What you will do
Lines that contain the string "specifically" are to be copied; leave out all others.

Supplied entries
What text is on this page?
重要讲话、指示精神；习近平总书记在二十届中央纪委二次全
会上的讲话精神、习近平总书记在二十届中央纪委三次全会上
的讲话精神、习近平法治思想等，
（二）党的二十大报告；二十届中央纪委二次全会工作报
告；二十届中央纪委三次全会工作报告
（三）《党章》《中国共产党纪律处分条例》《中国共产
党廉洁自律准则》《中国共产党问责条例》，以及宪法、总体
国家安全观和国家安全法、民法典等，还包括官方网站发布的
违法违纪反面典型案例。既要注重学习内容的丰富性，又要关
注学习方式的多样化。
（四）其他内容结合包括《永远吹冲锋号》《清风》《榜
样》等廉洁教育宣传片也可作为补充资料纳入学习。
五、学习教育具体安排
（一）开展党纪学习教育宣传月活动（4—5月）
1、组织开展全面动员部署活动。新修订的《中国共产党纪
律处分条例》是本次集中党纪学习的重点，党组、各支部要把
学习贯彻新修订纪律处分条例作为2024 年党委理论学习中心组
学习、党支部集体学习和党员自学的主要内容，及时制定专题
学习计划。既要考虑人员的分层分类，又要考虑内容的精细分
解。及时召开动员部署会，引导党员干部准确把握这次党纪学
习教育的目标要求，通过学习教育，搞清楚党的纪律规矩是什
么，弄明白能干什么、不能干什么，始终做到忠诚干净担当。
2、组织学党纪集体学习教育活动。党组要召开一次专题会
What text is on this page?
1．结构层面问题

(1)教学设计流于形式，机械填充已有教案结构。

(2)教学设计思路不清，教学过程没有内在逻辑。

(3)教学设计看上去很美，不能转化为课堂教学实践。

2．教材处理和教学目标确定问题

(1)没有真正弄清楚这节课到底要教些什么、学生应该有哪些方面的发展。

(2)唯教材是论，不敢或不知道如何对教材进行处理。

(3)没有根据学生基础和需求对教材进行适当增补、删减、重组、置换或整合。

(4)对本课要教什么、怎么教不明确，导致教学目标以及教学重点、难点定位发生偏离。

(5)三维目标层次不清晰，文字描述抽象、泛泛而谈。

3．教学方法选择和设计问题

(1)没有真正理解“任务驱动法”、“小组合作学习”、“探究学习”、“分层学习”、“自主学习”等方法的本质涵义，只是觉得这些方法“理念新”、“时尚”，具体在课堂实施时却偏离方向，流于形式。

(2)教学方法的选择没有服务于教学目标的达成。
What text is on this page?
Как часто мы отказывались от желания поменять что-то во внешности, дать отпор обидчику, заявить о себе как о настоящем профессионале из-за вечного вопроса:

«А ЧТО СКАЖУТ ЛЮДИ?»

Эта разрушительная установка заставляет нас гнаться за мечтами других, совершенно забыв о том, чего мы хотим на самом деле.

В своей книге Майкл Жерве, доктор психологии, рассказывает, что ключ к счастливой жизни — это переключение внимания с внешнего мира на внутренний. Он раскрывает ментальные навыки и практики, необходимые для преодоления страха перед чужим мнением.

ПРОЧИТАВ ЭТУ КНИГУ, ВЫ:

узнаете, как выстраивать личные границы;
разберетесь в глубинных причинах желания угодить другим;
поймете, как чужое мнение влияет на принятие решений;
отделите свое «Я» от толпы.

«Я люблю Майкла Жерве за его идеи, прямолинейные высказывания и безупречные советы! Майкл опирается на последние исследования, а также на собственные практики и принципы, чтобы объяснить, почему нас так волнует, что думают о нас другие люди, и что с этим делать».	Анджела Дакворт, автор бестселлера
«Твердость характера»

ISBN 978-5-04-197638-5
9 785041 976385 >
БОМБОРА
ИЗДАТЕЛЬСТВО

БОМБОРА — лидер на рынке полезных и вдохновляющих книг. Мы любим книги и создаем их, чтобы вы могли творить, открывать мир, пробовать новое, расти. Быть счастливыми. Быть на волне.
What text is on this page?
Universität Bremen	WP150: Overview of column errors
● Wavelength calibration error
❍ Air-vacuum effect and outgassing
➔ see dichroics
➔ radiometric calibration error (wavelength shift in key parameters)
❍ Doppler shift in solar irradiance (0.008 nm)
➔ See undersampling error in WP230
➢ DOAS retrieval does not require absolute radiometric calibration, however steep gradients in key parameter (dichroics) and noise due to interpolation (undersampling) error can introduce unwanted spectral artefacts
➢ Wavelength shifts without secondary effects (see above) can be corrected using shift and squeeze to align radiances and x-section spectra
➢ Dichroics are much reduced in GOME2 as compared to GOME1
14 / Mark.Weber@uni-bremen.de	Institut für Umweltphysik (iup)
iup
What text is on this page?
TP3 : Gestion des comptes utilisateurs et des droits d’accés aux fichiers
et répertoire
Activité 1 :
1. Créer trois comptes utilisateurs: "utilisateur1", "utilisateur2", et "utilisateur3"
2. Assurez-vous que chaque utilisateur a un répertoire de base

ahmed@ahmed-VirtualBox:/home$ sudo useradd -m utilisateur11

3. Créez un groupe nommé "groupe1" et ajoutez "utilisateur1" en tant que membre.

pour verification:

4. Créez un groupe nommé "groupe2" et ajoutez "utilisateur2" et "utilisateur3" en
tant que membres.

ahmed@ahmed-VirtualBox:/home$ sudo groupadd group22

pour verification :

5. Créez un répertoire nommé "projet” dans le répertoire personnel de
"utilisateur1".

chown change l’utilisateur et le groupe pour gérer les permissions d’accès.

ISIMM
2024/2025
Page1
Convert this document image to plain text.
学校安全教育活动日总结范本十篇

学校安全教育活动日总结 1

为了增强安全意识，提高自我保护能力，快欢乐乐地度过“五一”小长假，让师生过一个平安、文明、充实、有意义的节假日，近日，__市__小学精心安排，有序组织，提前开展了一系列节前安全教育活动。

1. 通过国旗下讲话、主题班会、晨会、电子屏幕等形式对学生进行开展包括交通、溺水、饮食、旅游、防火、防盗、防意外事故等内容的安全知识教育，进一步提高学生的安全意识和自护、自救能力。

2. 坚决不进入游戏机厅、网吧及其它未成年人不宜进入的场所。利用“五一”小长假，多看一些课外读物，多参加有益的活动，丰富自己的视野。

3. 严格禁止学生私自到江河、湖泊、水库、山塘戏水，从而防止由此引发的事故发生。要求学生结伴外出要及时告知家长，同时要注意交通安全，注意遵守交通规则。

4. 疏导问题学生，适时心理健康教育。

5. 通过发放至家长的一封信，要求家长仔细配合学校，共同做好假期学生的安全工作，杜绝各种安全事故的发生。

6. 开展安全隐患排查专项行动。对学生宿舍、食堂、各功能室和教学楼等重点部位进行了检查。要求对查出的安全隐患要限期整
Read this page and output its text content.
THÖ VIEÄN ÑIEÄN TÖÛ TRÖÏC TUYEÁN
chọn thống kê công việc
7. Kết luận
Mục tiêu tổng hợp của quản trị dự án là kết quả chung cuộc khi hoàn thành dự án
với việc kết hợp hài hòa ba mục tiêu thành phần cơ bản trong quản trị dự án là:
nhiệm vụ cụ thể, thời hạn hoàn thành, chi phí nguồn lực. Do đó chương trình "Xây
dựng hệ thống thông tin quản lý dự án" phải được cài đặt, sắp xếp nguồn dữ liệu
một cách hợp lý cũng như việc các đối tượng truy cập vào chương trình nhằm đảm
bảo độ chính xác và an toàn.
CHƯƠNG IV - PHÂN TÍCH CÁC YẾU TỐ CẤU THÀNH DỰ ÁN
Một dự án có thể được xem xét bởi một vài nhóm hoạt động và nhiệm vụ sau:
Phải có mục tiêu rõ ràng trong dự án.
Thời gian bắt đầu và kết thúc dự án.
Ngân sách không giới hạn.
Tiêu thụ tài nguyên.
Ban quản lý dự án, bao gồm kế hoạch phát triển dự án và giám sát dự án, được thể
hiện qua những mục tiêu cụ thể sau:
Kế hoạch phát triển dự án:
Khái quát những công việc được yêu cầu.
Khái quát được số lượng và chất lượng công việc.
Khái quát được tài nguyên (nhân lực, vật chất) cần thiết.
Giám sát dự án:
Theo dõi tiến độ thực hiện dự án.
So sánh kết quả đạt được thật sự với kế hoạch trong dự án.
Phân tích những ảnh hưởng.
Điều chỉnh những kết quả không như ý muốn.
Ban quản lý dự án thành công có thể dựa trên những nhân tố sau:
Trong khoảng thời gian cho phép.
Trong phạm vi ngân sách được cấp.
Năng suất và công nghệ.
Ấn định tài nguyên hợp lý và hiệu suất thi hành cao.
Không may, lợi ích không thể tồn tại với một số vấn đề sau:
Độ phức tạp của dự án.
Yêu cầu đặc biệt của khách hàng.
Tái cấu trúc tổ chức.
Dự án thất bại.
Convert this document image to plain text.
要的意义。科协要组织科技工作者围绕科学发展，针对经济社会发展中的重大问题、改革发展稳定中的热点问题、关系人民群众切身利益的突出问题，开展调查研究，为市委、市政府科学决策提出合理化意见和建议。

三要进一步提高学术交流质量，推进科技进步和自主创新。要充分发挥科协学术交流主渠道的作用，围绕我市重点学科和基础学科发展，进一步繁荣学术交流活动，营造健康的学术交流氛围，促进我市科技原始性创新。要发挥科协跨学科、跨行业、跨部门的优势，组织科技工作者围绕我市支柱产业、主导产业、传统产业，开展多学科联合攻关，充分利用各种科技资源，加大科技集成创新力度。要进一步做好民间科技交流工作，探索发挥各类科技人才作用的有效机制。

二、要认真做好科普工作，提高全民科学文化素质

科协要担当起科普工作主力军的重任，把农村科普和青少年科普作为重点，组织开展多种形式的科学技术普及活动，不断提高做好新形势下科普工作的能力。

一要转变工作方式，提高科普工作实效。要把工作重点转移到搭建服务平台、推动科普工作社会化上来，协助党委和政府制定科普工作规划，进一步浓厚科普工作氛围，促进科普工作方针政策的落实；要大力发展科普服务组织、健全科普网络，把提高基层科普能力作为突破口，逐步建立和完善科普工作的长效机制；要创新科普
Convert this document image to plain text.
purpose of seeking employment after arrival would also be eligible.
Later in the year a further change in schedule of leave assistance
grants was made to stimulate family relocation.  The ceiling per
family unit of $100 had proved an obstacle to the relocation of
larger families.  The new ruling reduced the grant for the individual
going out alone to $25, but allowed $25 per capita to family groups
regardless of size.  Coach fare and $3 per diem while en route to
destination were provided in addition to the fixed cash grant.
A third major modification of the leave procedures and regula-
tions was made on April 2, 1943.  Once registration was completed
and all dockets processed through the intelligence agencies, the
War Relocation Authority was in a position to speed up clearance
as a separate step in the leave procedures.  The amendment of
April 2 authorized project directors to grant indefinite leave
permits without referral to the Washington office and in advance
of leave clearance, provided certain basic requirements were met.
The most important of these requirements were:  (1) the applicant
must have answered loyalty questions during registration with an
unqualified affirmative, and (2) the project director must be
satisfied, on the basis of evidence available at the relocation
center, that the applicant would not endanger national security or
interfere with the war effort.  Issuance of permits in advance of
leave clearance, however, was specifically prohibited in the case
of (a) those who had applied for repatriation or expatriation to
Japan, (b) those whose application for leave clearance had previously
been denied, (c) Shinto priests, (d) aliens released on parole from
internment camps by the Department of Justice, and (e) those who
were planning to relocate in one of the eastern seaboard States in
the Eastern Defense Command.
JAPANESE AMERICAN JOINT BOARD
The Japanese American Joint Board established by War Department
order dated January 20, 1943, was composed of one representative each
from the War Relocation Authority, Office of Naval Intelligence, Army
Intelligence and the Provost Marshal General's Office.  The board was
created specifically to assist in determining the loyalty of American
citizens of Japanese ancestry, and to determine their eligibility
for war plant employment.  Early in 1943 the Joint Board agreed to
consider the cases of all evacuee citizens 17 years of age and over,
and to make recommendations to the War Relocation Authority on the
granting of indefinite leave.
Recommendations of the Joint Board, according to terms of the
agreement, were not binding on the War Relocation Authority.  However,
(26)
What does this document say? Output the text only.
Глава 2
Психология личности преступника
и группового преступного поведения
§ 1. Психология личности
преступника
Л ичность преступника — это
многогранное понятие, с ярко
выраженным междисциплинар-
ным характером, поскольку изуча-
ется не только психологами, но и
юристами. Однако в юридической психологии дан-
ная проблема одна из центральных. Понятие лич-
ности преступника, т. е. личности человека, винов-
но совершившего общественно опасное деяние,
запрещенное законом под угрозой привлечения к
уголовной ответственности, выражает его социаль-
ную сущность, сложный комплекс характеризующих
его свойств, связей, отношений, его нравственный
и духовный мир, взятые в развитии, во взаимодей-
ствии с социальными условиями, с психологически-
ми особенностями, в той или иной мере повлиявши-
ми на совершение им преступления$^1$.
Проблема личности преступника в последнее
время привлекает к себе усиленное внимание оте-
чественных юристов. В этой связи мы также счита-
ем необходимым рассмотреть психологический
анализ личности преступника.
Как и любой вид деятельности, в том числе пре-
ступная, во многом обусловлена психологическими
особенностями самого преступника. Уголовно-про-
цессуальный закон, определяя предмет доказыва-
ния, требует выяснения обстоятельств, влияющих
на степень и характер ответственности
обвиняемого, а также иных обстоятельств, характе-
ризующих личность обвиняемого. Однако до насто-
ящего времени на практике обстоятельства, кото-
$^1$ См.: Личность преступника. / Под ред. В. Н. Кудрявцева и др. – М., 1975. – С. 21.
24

Solved exercise
leave clearance, however, was specifically prohibited in the case
created specifically to assist in determining the loyalty of American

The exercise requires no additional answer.